-------- Records

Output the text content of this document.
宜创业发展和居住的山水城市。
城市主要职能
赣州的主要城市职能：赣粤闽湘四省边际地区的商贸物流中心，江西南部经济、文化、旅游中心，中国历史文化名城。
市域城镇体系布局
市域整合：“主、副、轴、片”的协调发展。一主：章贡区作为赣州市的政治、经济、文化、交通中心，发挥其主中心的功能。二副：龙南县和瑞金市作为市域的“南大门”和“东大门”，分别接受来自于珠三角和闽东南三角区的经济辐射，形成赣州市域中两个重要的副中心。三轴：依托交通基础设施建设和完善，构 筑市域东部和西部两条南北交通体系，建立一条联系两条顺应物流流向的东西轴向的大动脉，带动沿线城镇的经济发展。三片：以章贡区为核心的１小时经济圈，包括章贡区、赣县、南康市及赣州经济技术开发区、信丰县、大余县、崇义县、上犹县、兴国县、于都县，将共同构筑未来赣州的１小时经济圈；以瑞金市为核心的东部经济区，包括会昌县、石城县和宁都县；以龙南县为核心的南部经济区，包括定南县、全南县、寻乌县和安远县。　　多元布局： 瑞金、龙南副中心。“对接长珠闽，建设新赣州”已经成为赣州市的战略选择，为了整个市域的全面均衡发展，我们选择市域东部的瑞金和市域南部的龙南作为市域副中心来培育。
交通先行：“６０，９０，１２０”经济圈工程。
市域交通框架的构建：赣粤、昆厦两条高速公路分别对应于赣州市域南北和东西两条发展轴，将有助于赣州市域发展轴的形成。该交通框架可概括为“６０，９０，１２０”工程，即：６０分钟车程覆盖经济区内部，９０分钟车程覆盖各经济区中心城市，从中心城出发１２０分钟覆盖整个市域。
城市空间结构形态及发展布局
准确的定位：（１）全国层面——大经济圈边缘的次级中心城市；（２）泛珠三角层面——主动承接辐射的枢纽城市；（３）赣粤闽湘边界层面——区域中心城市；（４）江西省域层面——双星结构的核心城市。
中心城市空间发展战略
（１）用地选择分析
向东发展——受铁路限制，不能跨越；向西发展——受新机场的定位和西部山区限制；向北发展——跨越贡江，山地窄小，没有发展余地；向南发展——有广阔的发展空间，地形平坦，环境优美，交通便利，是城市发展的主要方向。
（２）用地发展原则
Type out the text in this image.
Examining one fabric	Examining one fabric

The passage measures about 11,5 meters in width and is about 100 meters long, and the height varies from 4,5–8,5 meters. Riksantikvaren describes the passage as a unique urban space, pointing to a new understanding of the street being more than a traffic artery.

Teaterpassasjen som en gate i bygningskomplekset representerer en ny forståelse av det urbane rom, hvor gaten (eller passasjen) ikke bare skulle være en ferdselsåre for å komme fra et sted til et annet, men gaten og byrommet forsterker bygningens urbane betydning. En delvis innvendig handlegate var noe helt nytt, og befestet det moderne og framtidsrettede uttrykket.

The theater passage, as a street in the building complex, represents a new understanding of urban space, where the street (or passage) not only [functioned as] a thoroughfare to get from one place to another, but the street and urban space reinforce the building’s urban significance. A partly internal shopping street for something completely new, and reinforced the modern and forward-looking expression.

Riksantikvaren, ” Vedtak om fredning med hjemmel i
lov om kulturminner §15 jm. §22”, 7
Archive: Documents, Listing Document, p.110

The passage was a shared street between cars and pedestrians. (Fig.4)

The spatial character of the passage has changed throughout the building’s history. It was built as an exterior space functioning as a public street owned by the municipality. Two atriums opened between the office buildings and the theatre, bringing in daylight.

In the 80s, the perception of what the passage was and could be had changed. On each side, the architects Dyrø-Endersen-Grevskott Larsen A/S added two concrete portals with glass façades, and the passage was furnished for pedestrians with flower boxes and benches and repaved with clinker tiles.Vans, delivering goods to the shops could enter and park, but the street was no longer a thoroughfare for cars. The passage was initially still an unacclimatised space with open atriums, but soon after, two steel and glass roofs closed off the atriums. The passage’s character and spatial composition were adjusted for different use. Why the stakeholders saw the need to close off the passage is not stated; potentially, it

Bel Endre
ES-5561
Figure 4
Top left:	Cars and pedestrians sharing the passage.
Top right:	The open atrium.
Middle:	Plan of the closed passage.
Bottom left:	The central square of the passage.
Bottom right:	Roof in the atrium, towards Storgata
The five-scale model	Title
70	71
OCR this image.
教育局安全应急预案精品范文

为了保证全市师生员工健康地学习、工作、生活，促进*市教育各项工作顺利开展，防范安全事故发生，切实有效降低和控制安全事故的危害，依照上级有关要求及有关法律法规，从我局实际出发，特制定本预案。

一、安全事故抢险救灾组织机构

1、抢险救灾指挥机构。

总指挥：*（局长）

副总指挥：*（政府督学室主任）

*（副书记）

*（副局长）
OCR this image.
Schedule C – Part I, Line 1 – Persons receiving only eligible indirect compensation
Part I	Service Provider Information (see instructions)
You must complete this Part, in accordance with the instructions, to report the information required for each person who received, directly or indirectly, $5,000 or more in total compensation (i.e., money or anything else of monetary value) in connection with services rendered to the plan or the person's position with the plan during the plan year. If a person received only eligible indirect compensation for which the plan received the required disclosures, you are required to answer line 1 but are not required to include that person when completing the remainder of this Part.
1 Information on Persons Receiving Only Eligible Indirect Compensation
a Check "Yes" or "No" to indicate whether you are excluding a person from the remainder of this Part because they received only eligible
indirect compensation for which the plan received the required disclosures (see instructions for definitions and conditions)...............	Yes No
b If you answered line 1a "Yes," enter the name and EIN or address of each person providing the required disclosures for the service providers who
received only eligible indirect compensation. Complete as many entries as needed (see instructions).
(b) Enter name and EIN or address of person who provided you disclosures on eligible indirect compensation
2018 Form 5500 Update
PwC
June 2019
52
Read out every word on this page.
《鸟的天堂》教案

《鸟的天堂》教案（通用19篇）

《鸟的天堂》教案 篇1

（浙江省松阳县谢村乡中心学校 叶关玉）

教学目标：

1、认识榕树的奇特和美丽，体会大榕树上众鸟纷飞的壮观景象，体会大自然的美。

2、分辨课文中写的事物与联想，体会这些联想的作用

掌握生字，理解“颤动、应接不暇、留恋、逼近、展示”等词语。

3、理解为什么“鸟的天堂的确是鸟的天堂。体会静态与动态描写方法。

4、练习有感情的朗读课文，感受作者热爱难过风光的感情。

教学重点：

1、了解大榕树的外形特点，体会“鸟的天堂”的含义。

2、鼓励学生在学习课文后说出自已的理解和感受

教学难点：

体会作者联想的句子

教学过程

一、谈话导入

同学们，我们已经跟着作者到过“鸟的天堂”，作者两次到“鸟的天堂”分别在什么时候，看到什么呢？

----------------

(Exercise prompt): Copy out the whole listing exactly.

(Task answer):
Output the text content of this document.
宜创业发展和居住的山水城市。
城市主要职能
赣州的主要城市职能：赣粤闽湘四省边际地区的商贸物流中心，江西南部经济、文化、旅游中心，中国历史文化名城。
市域城镇体系布局
市域整合：“主、副、轴、片”的协调发展。一主：章贡区作为赣州市的政治、经济、文化、交通中心，发挥其主中心的功能。二副：龙南县和瑞金市作为市域的“南大门”和“东大门”，分别接受来自于珠三角和闽东南三角区的经济辐射，形成赣州市域中两个重要的副中心。三轴：依托交通基础设施建设和完善，构 筑市域东部和西部两条南北交通体系，建立一条联系两条顺应物流流向的东西轴向的大动脉，带动沿线城镇的经济发展。三片：以章贡区为核心的１小时经济圈，包括章贡区、赣县、南康市及赣州经济技术开发区、信丰县、大余县、崇义县、上犹县、兴国县、于都县，将共同构筑未来赣州的１小时经济圈；以瑞金市为核心的东部经济区，包括会昌县、石城县和宁都县；以龙南县为核心的南部经济区，包括定南县、全南县、寻乌县和安远县。　　多元布局： 瑞金、龙南副中心。“对接长珠闽，建设新赣州”已经成为赣州市的战略选择，为了整个市域的全面均衡发展，我们选择市域东部的瑞金和市域南部的龙南作为市域副中心来培育。
交通先行：“６０，９０，１２０”经济圈工程。
市域交通框架的构建：赣粤、昆厦两条高速公路分别对应于赣州市域南北和东西两条发展轴，将有助于赣州市域发展轴的形成。该交通框架可概括为“６０，９０，１２０”工程，即：６０分钟车程覆盖经济区内部，９０分钟车程覆盖各经济区中心城市，从中心城出发１２０分钟覆盖整个市域。
城市空间结构形态及发展布局
准确的定位：（１）全国层面——大经济圈边缘的次级中心城市；（２）泛珠三角层面——主动承接辐射的枢纽城市；（３）赣粤闽湘边界层面——区域中心城市；（４）江西省域层面——双星结构的核心城市。
中心城市空间发展战略
（１）用地选择分析
向东发展——受铁路限制，不能跨越；向西发展——受新机场的定位和西部山区限制；向北发展——跨越贡江，山地窄小，没有发展余地；向南发展——有广阔的发展空间，地形平坦，环境优美，交通便利，是城市发展的主要方向。
（２）用地发展原则
Type out the text in this image.
Examining one fabric	Examining one fabric

The passage measures about 11,5 meters in width and is about 100 meters long, and the height varies from 4,5–8,5 meters. Riksantikvaren describes the passage as a unique urban space, pointing to a new understanding of the street being more than a traffic artery.

Teaterpassasjen som en gate i bygningskomplekset representerer en ny forståelse av det urbane rom, hvor gaten (eller passasjen) ikke bare skulle være en ferdselsåre for å komme fra et sted til et annet, men gaten og byrommet forsterker bygningens urbane betydning. En delvis innvendig handlegate var noe helt nytt, og befestet det moderne og framtidsrettede uttrykket.

The theater passage, as a street in the building complex, represents a new understanding of urban space, where the street (or passage) not only [functioned as] a thoroughfare to get from one place to another, but the street and urban space reinforce the building’s urban significance. A partly internal shopping street for something completely new, and reinforced the modern and forward-looking expression.

Riksantikvaren, ” Vedtak om fredning med hjemmel i
lov om kulturminner §15 jm. §22”, 7
Archive: Documents, Listing Document, p.110

The passage was a shared street between cars and pedestrians. (Fig.4)

The spatial character of the passage has changed throughout the building’s history. It was built as an exterior space functioning as a public street owned by the municipality. Two atriums opened between the office buildings and the theatre, bringing in daylight.

In the 80s, the perception of what the passage was and could be had changed. On each side, the architects Dyrø-Endersen-Grevskott Larsen A/S added two concrete portals with glass façades, and the passage was furnished for pedestrians with flower boxes and benches and repaved with clinker tiles.Vans, delivering goods to the shops could enter and park, but the street was no longer a thoroughfare for cars. The passage was initially still an unacclimatised space with open atriums, but soon after, two steel and glass roofs closed off the atriums. The passage’s character and spatial composition were adjusted for different use. Why the stakeholders saw the need to close off the passage is not stated; potentially, it

Bel Endre
ES-5561
Figure 4
Top left:	Cars and pedestrians sharing the passage.
Top right:	The open atrium.
Middle:	Plan of the closed passage.
Bottom left:	The central square of the passage.
Bottom right:	Roof in the atrium, towards Storgata
The five-scale model	Title
70	71
OCR this image.
教育局安全应急预案精品范文

为了保证全市师生员工健康地学习、工作、生活，促进*市教育各项工作顺利开展，防范安全事故发生，切实有效降低和控制安全事故的危害，依照上级有关要求及有关法律法规，从我局实际出发，特制定本预案。

一、安全事故抢险救灾组织机构

1、抢险救灾指挥机构。

总指挥：*（局长）

副总指挥：*（政府督学室主任）

*（副书记）

*（副局长）
OCR this image.
Schedule C – Part I, Line 1 – Persons receiving only eligible indirect compensation
Part I	Service Provider Information (see instructions)
You must complete this Part, in accordance with the instructions, to report the information required for each person who received, directly or indirectly, $5,000 or more in total compensation (i.e., money or anything else of monetary value) in connection with services rendered to the plan or the person's position with the plan during the plan year. If a person received only eligible indirect compensation for which the plan received the required disclosures, you are required to answer line 1 but are not required to include that person when completing the remainder of this Part.
1 Information on Persons Receiving Only Eligible Indirect Compensation
a Check "Yes" or "No" to indicate whether you are excluding a person from the remainder of this Part because they received only eligible
indirect compensation for which the plan received the required disclosures (see instructions for definitions and conditions)...............	Yes No
b If you answered line 1a "Yes," enter the name and EIN or address of each person providing the required disclosures for the service providers who
received only eligible indirect compensation. Complete as many entries as needed (see instructions).
(b) Enter name and EIN or address of person who provided you disclosures on eligible indirect compensation
2018 Form 5500 Update
PwC
June 2019
52
Read out every word on this page.
《鸟的天堂》教案

《鸟的天堂》教案（通用19篇）

《鸟的天堂》教案 篇1

（浙江省松阳县谢村乡中心学校 叶关玉）

教学目标：

1、认识榕树的奇特和美丽，体会大榕树上众鸟纷飞的壮观景象，体会大自然的美。

2、分辨课文中写的事物与联想，体会这些联想的作用

掌握生字，理解“颤动、应接不暇、留恋、逼近、展示”等词语。

3、理解为什么“鸟的天堂的确是鸟的天堂。体会静态与动态描写方法。

4、练习有感情的朗读课文，感受作者热爱难过风光的感情。

教学重点：

1、了解大榕树的外形特点，体会“鸟的天堂”的含义。

2、鼓励学生在学习课文后说出自已的理解和感受

教学难点：

体会作者联想的句子

教学过程

一、谈话导入

同学们，我们已经跟着作者到过“鸟的天堂”，作者两次到“鸟的天堂”分别在什么时候，看到什么呢？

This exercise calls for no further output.